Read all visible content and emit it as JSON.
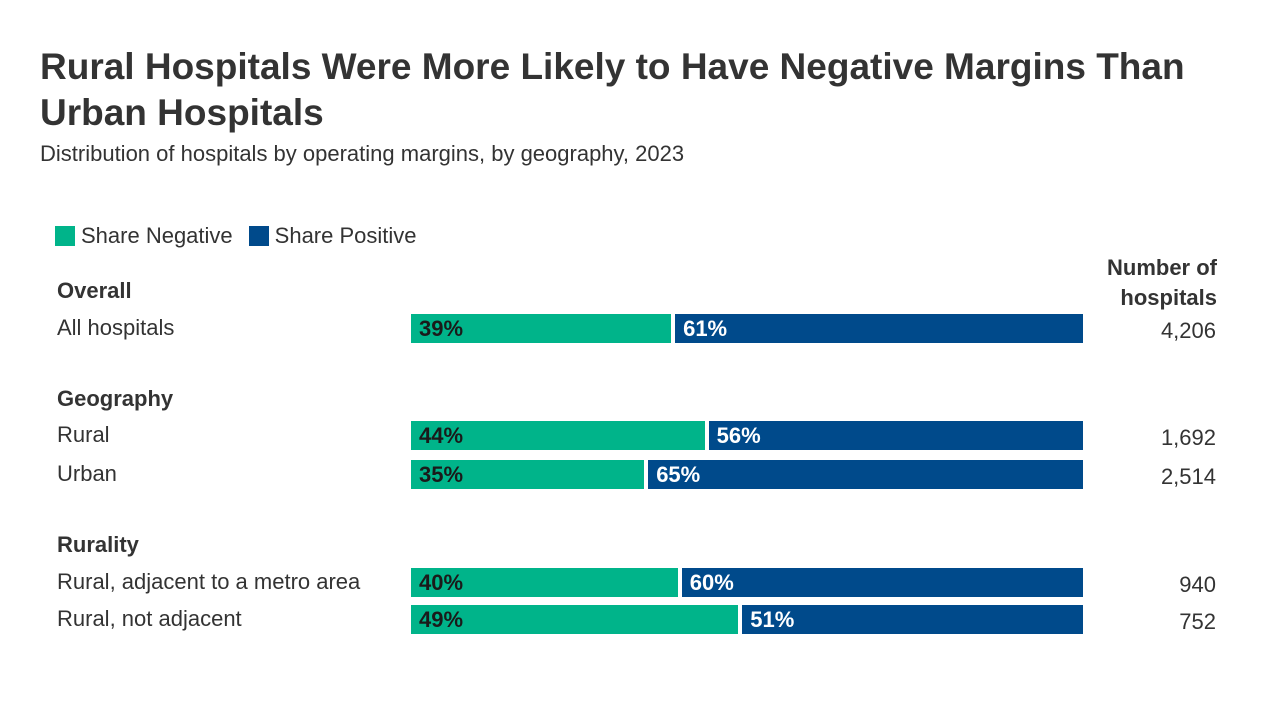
{
  "title": "Rural Hospitals Were More Likely to Have Negative Margins Than Urban Hospitals",
  "subtitle": "Distribution of hospitals by operating margins, by geography, 2023",
  "colors": {
    "negative": "#00b48a",
    "positive": "#004a8b",
    "negative_label_text": "#1a1a1a",
    "positive_label_text": "#ffffff"
  },
  "chart_data": {
    "type": "bar",
    "orientation": "horizontal",
    "stacked": true,
    "xlim": [
      0,
      100
    ],
    "legend_position": "top-left",
    "legend": [
      "Share Negative",
      "Share Positive"
    ],
    "count_header": "Number of hospitals",
    "groups": [
      {
        "label": "Overall",
        "rows": [
          {
            "label": "All hospitals",
            "negative": 39,
            "positive": 61,
            "negative_label": "39%",
            "positive_label": "61%",
            "count": "4,206"
          }
        ]
      },
      {
        "label": "Geography",
        "rows": [
          {
            "label": "Rural",
            "negative": 44,
            "positive": 56,
            "negative_label": "44%",
            "positive_label": "56%",
            "count": "1,692"
          },
          {
            "label": "Urban",
            "negative": 35,
            "positive": 65,
            "negative_label": "35%",
            "positive_label": "65%",
            "count": "2,514"
          }
        ]
      },
      {
        "label": "Rurality",
        "rows": [
          {
            "label": "Rural, adjacent to a metro area",
            "negative": 40,
            "positive": 60,
            "negative_label": "40%",
            "positive_label": "60%",
            "count": "940"
          },
          {
            "label": "Rural, not adjacent",
            "negative": 49,
            "positive": 51,
            "negative_label": "49%",
            "positive_label": "51%",
            "count": "752"
          }
        ]
      }
    ]
  }
}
◇ ◇ ◇ ◇
> **What you should do**
Write out the records above exactly as they stand, leaving out every picture.

> **Response**
Read all visible content and emit it as JSON.
{
  "title": "Rural Hospitals Were More Likely to Have Negative Margins Than Urban Hospitals",
  "subtitle": "Distribution of hospitals by operating margins, by geography, 2023",
  "colors": {
    "negative": "#00b48a",
    "positive": "#004a8b",
    "negative_label_text": "#1a1a1a",
    "positive_label_text": "#ffffff"
  },
  "chart_data": {
    "type": "bar",
    "orientation": "horizontal",
    "stacked": true,
    "xlim": [
      0,
      100
    ],
    "legend_position": "top-left",
    "legend": [
      "Share Negative",
      "Share Positive"
    ],
    "count_header": "Number of hospitals",
    "groups": [
      {
        "label": "Overall",
        "rows": [
          {
            "label": "All hospitals",
            "negative": 39,
            "positive": 61,
            "negative_label": "39%",
            "positive_label": "61%",
            "count": "4,206"
          }
        ]
      },
      {
        "label": "Geography",
        "rows": [
          {
            "label": "Rural",
            "negative": 44,
            "positive": 56,
            "negative_label": "44%",
            "positive_label": "56%",
            "count": "1,692"
          },
          {
            "label": "Urban",
            "negative": 35,
            "positive": 65,
            "negative_label": "35%",
            "positive_label": "65%",
            "count": "2,514"
          }
        ]
      },
      {
        "label": "Rurality",
        "rows": [
          {
            "label": "Rural, adjacent to a metro area",
            "negative": 40,
            "positive": 60,
            "negative_label": "40%",
            "positive_label": "60%",
            "count": "940"
          },
          {
            "label": "Rural, not adjacent",
            "negative": 49,
            "positive": 51,
            "negative_label": "49%",
            "positive_label": "51%",
            "count": "752"
          }
        ]
      }
    ]
  }
}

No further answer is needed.